__EXERCISE PROMPT__: Repeat the data verbatim.

__RAW RECORDS__:
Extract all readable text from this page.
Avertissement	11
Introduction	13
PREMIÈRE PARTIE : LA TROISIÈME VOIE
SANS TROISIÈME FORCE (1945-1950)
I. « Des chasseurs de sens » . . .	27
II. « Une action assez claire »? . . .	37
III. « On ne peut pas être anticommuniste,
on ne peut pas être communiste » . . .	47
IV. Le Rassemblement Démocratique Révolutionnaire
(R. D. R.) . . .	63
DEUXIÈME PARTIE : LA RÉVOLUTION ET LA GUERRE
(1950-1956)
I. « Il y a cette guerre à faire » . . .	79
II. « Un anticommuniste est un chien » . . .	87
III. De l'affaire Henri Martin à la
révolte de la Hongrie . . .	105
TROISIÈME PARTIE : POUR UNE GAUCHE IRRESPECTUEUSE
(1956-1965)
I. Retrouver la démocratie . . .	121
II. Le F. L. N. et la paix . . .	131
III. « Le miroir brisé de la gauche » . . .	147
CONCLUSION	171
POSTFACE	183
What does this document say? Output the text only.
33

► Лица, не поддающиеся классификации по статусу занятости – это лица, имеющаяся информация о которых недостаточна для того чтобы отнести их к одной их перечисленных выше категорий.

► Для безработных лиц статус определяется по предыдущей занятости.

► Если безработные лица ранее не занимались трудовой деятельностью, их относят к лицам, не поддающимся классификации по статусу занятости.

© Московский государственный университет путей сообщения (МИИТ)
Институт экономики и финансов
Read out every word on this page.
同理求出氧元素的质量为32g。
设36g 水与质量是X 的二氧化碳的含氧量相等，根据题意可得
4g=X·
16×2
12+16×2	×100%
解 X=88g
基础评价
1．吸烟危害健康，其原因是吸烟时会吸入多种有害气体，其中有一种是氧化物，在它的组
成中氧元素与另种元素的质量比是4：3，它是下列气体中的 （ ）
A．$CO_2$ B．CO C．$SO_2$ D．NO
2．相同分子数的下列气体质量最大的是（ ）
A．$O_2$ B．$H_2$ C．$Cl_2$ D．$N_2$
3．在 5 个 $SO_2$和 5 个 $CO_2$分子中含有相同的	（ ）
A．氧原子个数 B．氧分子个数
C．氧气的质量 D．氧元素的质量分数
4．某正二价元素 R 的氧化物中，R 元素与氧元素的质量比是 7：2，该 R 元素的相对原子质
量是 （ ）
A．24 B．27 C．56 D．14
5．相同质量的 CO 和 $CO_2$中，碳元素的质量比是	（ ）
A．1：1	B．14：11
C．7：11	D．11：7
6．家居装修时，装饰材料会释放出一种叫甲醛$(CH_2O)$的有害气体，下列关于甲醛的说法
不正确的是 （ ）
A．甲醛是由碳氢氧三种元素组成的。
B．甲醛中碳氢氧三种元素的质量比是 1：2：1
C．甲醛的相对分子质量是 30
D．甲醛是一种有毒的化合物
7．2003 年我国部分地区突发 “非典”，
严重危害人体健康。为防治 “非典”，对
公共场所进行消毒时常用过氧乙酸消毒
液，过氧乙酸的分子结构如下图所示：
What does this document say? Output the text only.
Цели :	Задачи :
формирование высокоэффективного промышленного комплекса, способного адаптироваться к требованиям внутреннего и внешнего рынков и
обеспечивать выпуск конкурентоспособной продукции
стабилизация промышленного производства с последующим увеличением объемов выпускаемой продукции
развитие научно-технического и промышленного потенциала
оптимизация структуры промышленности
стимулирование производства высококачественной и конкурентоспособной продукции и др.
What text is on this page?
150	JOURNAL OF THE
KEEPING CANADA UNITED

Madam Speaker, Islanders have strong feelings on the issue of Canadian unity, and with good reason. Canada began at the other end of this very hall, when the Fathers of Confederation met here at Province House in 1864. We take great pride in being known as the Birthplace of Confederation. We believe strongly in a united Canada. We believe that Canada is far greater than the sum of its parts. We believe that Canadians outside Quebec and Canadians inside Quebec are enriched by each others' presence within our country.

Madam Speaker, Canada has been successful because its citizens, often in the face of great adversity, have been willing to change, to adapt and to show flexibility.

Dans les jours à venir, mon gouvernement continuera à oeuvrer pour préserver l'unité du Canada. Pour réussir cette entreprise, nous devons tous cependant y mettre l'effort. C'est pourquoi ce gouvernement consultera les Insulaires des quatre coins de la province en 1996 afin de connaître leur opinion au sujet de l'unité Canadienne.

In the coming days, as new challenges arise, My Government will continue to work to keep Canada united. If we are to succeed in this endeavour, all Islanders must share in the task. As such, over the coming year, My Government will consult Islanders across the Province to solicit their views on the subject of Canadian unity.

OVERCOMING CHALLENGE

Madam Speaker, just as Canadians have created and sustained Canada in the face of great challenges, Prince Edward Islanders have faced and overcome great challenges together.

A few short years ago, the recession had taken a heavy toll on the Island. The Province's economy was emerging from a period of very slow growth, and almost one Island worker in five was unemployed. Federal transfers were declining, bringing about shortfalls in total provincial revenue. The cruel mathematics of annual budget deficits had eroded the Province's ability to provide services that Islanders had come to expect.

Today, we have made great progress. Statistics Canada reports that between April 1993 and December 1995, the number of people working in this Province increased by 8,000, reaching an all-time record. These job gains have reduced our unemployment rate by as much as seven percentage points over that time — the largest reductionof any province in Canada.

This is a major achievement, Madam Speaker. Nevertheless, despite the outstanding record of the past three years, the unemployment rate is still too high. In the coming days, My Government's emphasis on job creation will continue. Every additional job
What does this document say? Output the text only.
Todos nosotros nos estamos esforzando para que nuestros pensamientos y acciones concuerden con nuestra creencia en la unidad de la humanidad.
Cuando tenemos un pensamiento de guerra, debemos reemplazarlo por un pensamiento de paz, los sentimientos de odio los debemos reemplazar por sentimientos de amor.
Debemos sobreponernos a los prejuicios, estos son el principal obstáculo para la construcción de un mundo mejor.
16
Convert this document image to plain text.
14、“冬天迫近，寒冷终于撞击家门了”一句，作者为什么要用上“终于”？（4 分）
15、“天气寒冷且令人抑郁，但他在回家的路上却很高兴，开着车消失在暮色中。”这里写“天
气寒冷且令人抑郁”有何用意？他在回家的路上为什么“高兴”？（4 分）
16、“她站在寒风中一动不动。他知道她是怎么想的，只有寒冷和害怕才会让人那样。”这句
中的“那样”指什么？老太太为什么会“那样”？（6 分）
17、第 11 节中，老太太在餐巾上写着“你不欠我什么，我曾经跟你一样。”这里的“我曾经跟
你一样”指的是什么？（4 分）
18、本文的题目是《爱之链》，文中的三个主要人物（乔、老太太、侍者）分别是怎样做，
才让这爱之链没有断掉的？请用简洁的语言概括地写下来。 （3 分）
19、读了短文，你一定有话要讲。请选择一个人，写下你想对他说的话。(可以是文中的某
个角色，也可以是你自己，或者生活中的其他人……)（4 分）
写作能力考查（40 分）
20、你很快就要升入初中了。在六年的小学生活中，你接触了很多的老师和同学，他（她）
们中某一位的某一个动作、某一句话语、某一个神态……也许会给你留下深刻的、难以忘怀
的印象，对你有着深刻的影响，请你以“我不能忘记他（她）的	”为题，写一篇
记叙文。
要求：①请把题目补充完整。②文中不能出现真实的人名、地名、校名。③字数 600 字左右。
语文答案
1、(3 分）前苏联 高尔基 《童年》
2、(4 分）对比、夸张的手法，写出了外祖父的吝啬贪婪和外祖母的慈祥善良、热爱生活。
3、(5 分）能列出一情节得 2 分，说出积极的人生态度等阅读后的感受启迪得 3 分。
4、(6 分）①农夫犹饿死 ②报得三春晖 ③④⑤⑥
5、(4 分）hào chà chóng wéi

__TASK SOLUTION__:
Extract all readable text from this page.
Avertissement	11
Introduction	13
PREMIÈRE PARTIE : LA TROISIÈME VOIE
SANS TROISIÈME FORCE (1945-1950)
I. « Des chasseurs de sens » . . .	27
II. « Une action assez claire »? . . .	37
III. « On ne peut pas être anticommuniste,
on ne peut pas être communiste » . . .	47
IV. Le Rassemblement Démocratique Révolutionnaire
(R. D. R.) . . .	63
DEUXIÈME PARTIE : LA RÉVOLUTION ET LA GUERRE
(1950-1956)
I. « Il y a cette guerre à faire » . . .	79
II. « Un anticommuniste est un chien » . . .	87
III. De l'affaire Henri Martin à la
révolte de la Hongrie . . .	105
TROISIÈME PARTIE : POUR UNE GAUCHE IRRESPECTUEUSE
(1956-1965)
I. Retrouver la démocratie . . .	121
II. Le F. L. N. et la paix . . .	131
III. « Le miroir brisé de la gauche » . . .	147
CONCLUSION	171
POSTFACE	183
What does this document say? Output the text only.
33

► Лица, не поддающиеся классификации по статусу занятости – это лица, имеющаяся информация о которых недостаточна для того чтобы отнести их к одной их перечисленных выше категорий.

► Для безработных лиц статус определяется по предыдущей занятости.

► Если безработные лица ранее не занимались трудовой деятельностью, их относят к лицам, не поддающимся классификации по статусу занятости.

© Московский государственный университет путей сообщения (МИИТ)
Институт экономики и финансов
Read out every word on this page.
同理求出氧元素的质量为32g。
设36g 水与质量是X 的二氧化碳的含氧量相等，根据题意可得
4g=X·
16×2
12+16×2	×100%
解 X=88g
基础评价
1．吸烟危害健康，其原因是吸烟时会吸入多种有害气体，其中有一种是氧化物，在它的组
成中氧元素与另种元素的质量比是4：3，它是下列气体中的 （ ）
A．$CO_2$ B．CO C．$SO_2$ D．NO
2．相同分子数的下列气体质量最大的是（ ）
A．$O_2$ B．$H_2$ C．$Cl_2$ D．$N_2$
3．在 5 个 $SO_2$和 5 个 $CO_2$分子中含有相同的	（ ）
A．氧原子个数 B．氧分子个数
C．氧气的质量 D．氧元素的质量分数
4．某正二价元素 R 的氧化物中，R 元素与氧元素的质量比是 7：2，该 R 元素的相对原子质
量是 （ ）
A．24 B．27 C．56 D．14
5．相同质量的 CO 和 $CO_2$中，碳元素的质量比是	（ ）
A．1：1	B．14：11
C．7：11	D．11：7
6．家居装修时，装饰材料会释放出一种叫甲醛$(CH_2O)$的有害气体，下列关于甲醛的说法
不正确的是 （ ）
A．甲醛是由碳氢氧三种元素组成的。
B．甲醛中碳氢氧三种元素的质量比是 1：2：1
C．甲醛的相对分子质量是 30
D．甲醛是一种有毒的化合物
7．2003 年我国部分地区突发 “非典”，
严重危害人体健康。为防治 “非典”，对
公共场所进行消毒时常用过氧乙酸消毒
液，过氧乙酸的分子结构如下图所示：
What does this document say? Output the text only.
Цели :	Задачи :
формирование высокоэффективного промышленного комплекса, способного адаптироваться к требованиям внутреннего и внешнего рынков и
обеспечивать выпуск конкурентоспособной продукции
стабилизация промышленного производства с последующим увеличением объемов выпускаемой продукции
развитие научно-технического и промышленного потенциала
оптимизация структуры промышленности
стимулирование производства высококачественной и конкурентоспособной продукции и др.
What text is on this page?
150	JOURNAL OF THE
KEEPING CANADA UNITED

Madam Speaker, Islanders have strong feelings on the issue of Canadian unity, and with good reason. Canada began at the other end of this very hall, when the Fathers of Confederation met here at Province House in 1864. We take great pride in being known as the Birthplace of Confederation. We believe strongly in a united Canada. We believe that Canada is far greater than the sum of its parts. We believe that Canadians outside Quebec and Canadians inside Quebec are enriched by each others' presence within our country.

Madam Speaker, Canada has been successful because its citizens, often in the face of great adversity, have been willing to change, to adapt and to show flexibility.

Dans les jours à venir, mon gouvernement continuera à oeuvrer pour préserver l'unité du Canada. Pour réussir cette entreprise, nous devons tous cependant y mettre l'effort. C'est pourquoi ce gouvernement consultera les Insulaires des quatre coins de la province en 1996 afin de connaître leur opinion au sujet de l'unité Canadienne.

In the coming days, as new challenges arise, My Government will continue to work to keep Canada united. If we are to succeed in this endeavour, all Islanders must share in the task. As such, over the coming year, My Government will consult Islanders across the Province to solicit their views on the subject of Canadian unity.

OVERCOMING CHALLENGE

Madam Speaker, just as Canadians have created and sustained Canada in the face of great challenges, Prince Edward Islanders have faced and overcome great challenges together.

A few short years ago, the recession had taken a heavy toll on the Island. The Province's economy was emerging from a period of very slow growth, and almost one Island worker in five was unemployed. Federal transfers were declining, bringing about shortfalls in total provincial revenue. The cruel mathematics of annual budget deficits had eroded the Province's ability to provide services that Islanders had come to expect.

Today, we have made great progress. Statistics Canada reports that between April 1993 and December 1995, the number of people working in this Province increased by 8,000, reaching an all-time record. These job gains have reduced our unemployment rate by as much as seven percentage points over that time — the largest reductionof any province in Canada.

This is a major achievement, Madam Speaker. Nevertheless, despite the outstanding record of the past three years, the unemployment rate is still too high. In the coming days, My Government's emphasis on job creation will continue. Every additional job
What does this document say? Output the text only.
Todos nosotros nos estamos esforzando para que nuestros pensamientos y acciones concuerden con nuestra creencia en la unidad de la humanidad.
Cuando tenemos un pensamiento de guerra, debemos reemplazarlo por un pensamiento de paz, los sentimientos de odio los debemos reemplazar por sentimientos de amor.
Debemos sobreponernos a los prejuicios, estos son el principal obstáculo para la construcción de un mundo mejor.
16
Convert this document image to plain text.
14、“冬天迫近，寒冷终于撞击家门了”一句，作者为什么要用上“终于”？（4 分）
15、“天气寒冷且令人抑郁，但他在回家的路上却很高兴，开着车消失在暮色中。”这里写“天
气寒冷且令人抑郁”有何用意？他在回家的路上为什么“高兴”？（4 分）
16、“她站在寒风中一动不动。他知道她是怎么想的，只有寒冷和害怕才会让人那样。”这句
中的“那样”指什么？老太太为什么会“那样”？（6 分）
17、第 11 节中，老太太在餐巾上写着“你不欠我什么，我曾经跟你一样。”这里的“我曾经跟
你一样”指的是什么？（4 分）
18、本文的题目是《爱之链》，文中的三个主要人物（乔、老太太、侍者）分别是怎样做，
才让这爱之链没有断掉的？请用简洁的语言概括地写下来。 （3 分）
19、读了短文，你一定有话要讲。请选择一个人，写下你想对他说的话。(可以是文中的某
个角色，也可以是你自己，或者生活中的其他人……)（4 分）
写作能力考查（40 分）
20、你很快就要升入初中了。在六年的小学生活中，你接触了很多的老师和同学，他（她）
们中某一位的某一个动作、某一句话语、某一个神态……也许会给你留下深刻的、难以忘怀
的印象，对你有着深刻的影响，请你以“我不能忘记他（她）的	”为题，写一篇
记叙文。
要求：①请把题目补充完整。②文中不能出现真实的人名、地名、校名。③字数 600 字左右。
语文答案
1、(3 分）前苏联 高尔基 《童年》
2、(4 分）对比、夸张的手法，写出了外祖父的吝啬贪婪和外祖母的慈祥善良、热爱生活。
3、(5 分）能列出一情节得 2 分，说出积极的人生态度等阅读后的感受启迪得 3 分。
4、(6 分）①农夫犹饿死 ②报得三春晖 ③④⑤⑥
5、(4 分）hào chà chóng wéi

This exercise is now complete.